'''

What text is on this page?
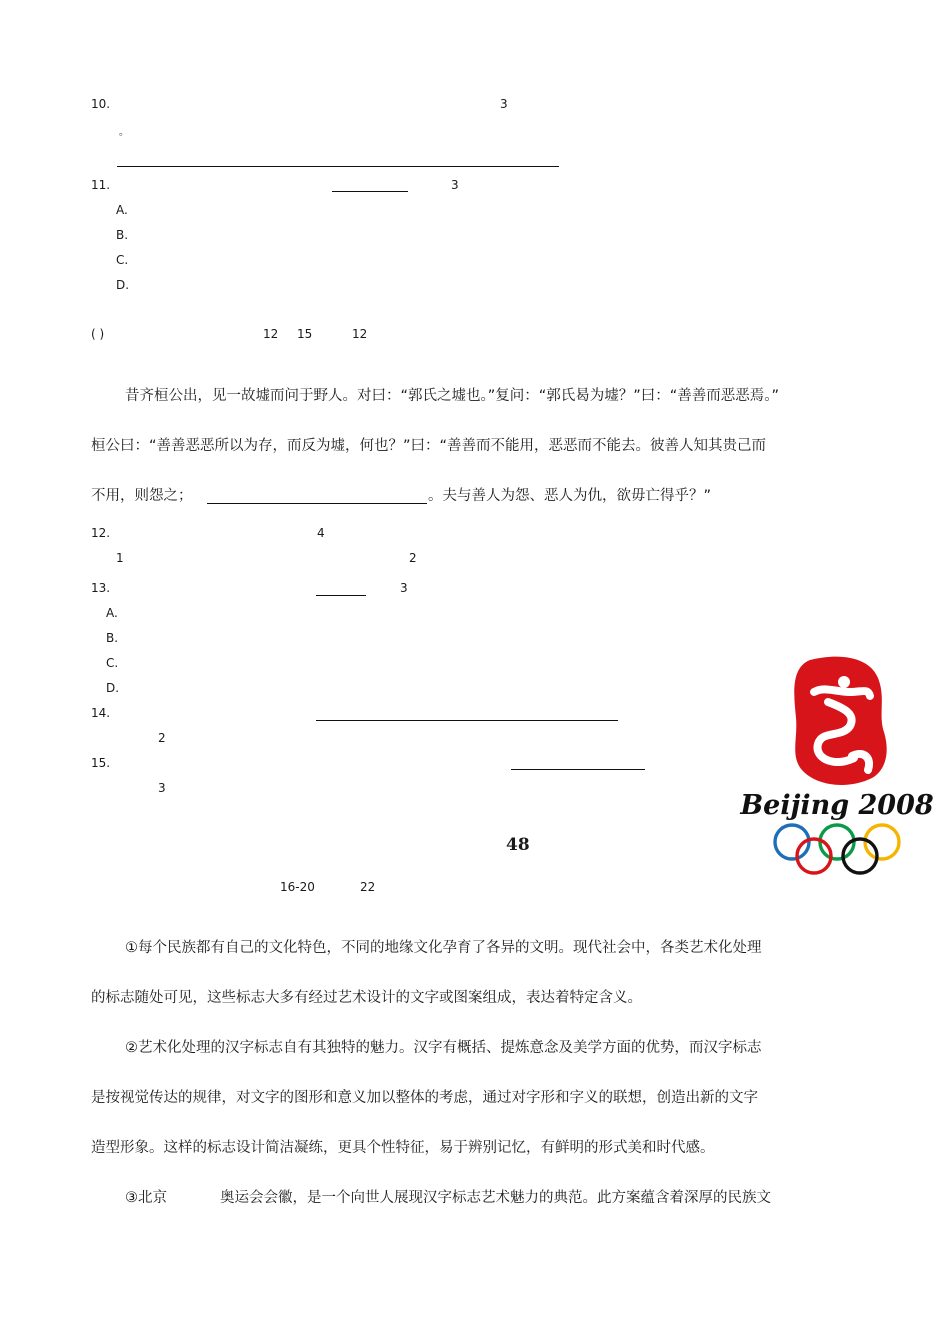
10.	3
。
11.	3
A.
B.
C.
D.
( )	12 15	12
昔齐桓公出，见一故墟而问于野人。对曰：“郭氏之墟也。”复问：“郭氏曷为墟？”曰：“善善而恶恶焉。”
桓公曰：“善善恶恶所以为存，而反为墟，何也？”曰：“善善而不能用，恶恶而不能去。彼善人知其贵己而
不用，则怨之；	。夫与善人为怨、恶人为仇，欲毋亡得乎？”
12.	4
1	2
13.	3
A.
B.
C.
D.
14.
2
15.
3
48
16-20	22
①每个民族都有自己的文化特色，不同的地缘文化孕育了各异的文明。现代社会中，各类艺术化处理
的标志随处可见，这些标志大多有经过艺术设计的文字或图案组成，表达着特定含义。
②艺术化处理的汉字标志自有其独特的魅力。汉字有概括、提炼意念及美学方面的优势，而汉字标志
是按视觉传达的规律，对文字的图形和意义加以整体的考虑，通过对字形和字义的联想，创造出新的文字
造型形象。这样的标志设计简洁凝练，更具个性特征，易于辨别记忆，有鲜明的形式美和时代感。
③北京	奥运会会徽，是一个向世人展现汉字标志艺术魅力的典范。此方案蕴含着深厚的民族文
Beijing 2008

'''

● WORK TO BE COMPLETED: Give the entries again word for word, but skip the pictures.

● OUTPUT BELOW:
What text is on this page?
10.	3
。
11.	3
A.
B.
C.
D.
( )	12 15	12
昔齐桓公出，见一故墟而问于野人。对曰：“郭氏之墟也。”复问：“郭氏曷为墟？”曰：“善善而恶恶焉。”
桓公曰：“善善恶恶所以为存，而反为墟，何也？”曰：“善善而不能用，恶恶而不能去。彼善人知其贵己而
不用，则怨之；	。夫与善人为怨、恶人为仇，欲毋亡得乎？”
12.	4
1	2
13.	3
A.
B.
C.
D.
14.
2
15.
3
48
16-20	22
①每个民族都有自己的文化特色，不同的地缘文化孕育了各异的文明。现代社会中，各类艺术化处理
的标志随处可见，这些标志大多有经过艺术设计的文字或图案组成，表达着特定含义。
②艺术化处理的汉字标志自有其独特的魅力。汉字有概括、提炼意念及美学方面的优势，而汉字标志
是按视觉传达的规律，对文字的图形和意义加以整体的考虑，通过对字形和字义的联想，创造出新的文字
造型形象。这样的标志设计简洁凝练，更具个性特征，易于辨别记忆，有鲜明的形式美和时代感。
③北京	奥运会会徽，是一个向世人展现汉字标志艺术魅力的典范。此方案蕴含着深厚的民族文
Beijing 2008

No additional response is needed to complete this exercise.